# [TASK]
Every record should be written out exactly, with the pictures left out.

* start ENTRIES SHOWN *

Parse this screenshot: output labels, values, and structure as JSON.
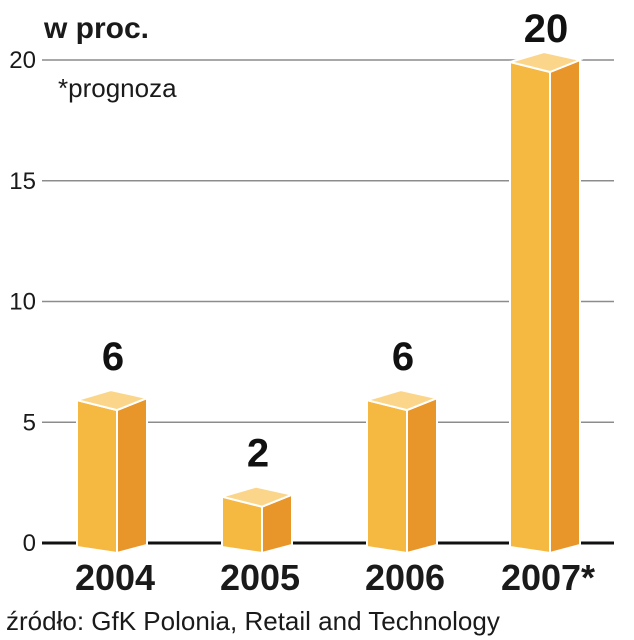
{
  "chart_data": {
    "type": "bar",
    "unit_label": "w proc.",
    "note": "*prognoza",
    "categories": [
      "2004",
      "2005",
      "2006",
      "2007*"
    ],
    "values": [
      6,
      2,
      6,
      20
    ],
    "value_labels": [
      "6",
      "2",
      "6",
      "20"
    ],
    "highlight_index": 3,
    "yticks": [
      "0",
      "5",
      "10",
      "15",
      "20"
    ],
    "ylim": [
      0,
      20
    ],
    "grid": true,
    "source": "źródło: GfK Polonia, Retail and Technology"
  },
  "colors": {
    "bar_front": "#f5b942",
    "bar_side": "#e8962a",
    "bar_top": "#fbd68a",
    "bar_edge": "#ffffff",
    "grid": "#8c8c8c",
    "highlight_label": "#c8102e",
    "text": "#111111"
  }
}
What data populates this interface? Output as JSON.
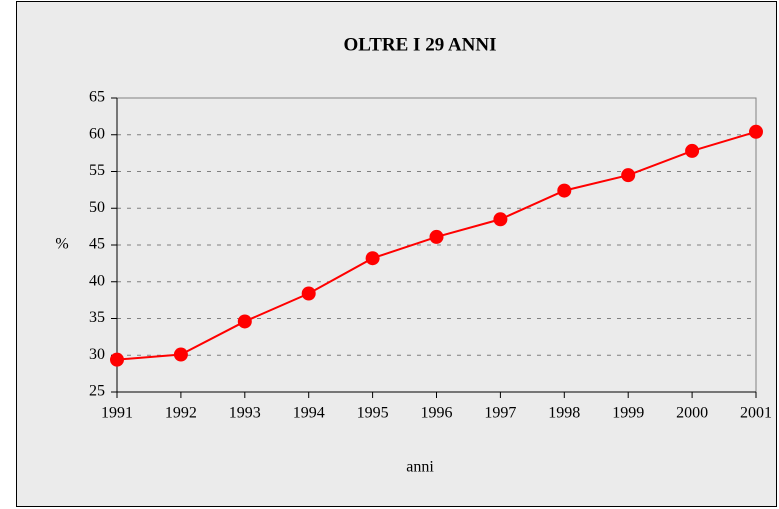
{
  "chart_data": {
    "type": "line",
    "title": "OLTRE I 29 ANNI",
    "x_label": "anni",
    "y_label": "%",
    "categories": [
      "1991",
      "1992",
      "1993",
      "1994",
      "1995",
      "1996",
      "1997",
      "1998",
      "1999",
      "2000",
      "2001"
    ],
    "series": [
      {
        "color": "#ff0000",
        "values": [
          29.4,
          30.1,
          34.6,
          38.4,
          43.2,
          46.1,
          48.5,
          52.4,
          54.5,
          57.8,
          60.4
        ]
      }
    ],
    "ylim": [
      25,
      65
    ],
    "yticks": [
      25,
      30,
      35,
      40,
      45,
      50,
      55,
      60,
      65
    ],
    "grid": true
  }
}
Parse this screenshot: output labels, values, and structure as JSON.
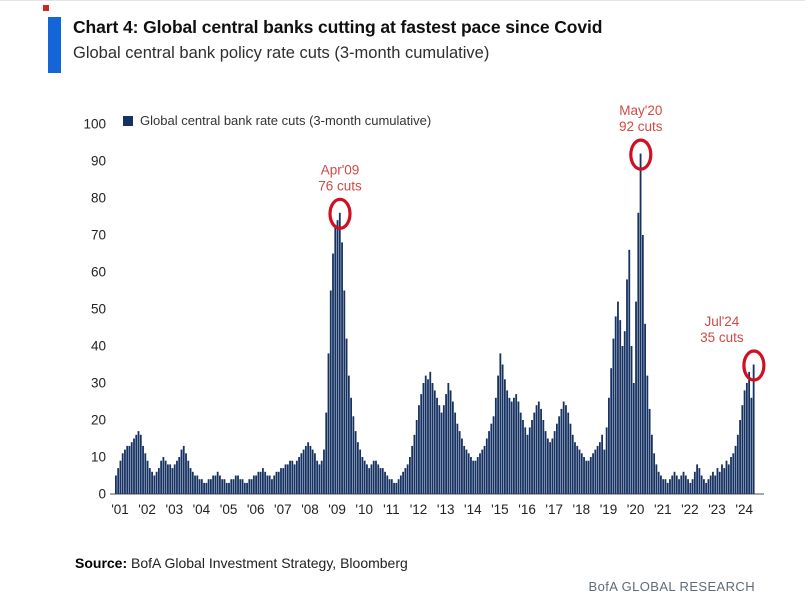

* end ENTRIES SHOWN *

# [ANSWER TO THE EXERCISE]
Parse this screenshot: output labels, values, and structure as JSON.
{
  "chart_data": {
    "type": "bar",
    "unit_label": "w proc.",
    "note": "*prognoza",
    "categories": [
      "2004",
      "2005",
      "2006",
      "2007*"
    ],
    "values": [
      6,
      2,
      6,
      20
    ],
    "value_labels": [
      "6",
      "2",
      "6",
      "20"
    ],
    "highlight_index": 3,
    "yticks": [
      "0",
      "5",
      "10",
      "15",
      "20"
    ],
    "ylim": [
      0,
      20
    ],
    "grid": true,
    "source": "źródło: GfK Polonia, Retail and Technology"
  },
  "colors": {
    "bar_front": "#f5b942",
    "bar_side": "#e8962a",
    "bar_top": "#fbd68a",
    "bar_edge": "#ffffff",
    "grid": "#8c8c8c",
    "highlight_label": "#c8102e",
    "text": "#111111"
  }
}
What data populates this interface? Output as JSON.
{
  "chart_data": {
    "type": "line",
    "title": "OLTRE I 29 ANNI",
    "x_label": "anni",
    "y_label": "%",
    "categories": [
      "1991",
      "1992",
      "1993",
      "1994",
      "1995",
      "1996",
      "1997",
      "1998",
      "1999",
      "2000",
      "2001"
    ],
    "series": [
      {
        "color": "#ff0000",
        "values": [
          29.4,
          30.1,
          34.6,
          38.4,
          43.2,
          46.1,
          48.5,
          52.4,
          54.5,
          57.8,
          60.4
        ]
      }
    ],
    "ylim": [
      25,
      65
    ],
    "yticks": [
      25,
      30,
      35,
      40,
      45,
      50,
      55,
      60,
      65
    ],
    "grid": true
  }
}
Parse this screenshot: output labels, values, and structure as JSON.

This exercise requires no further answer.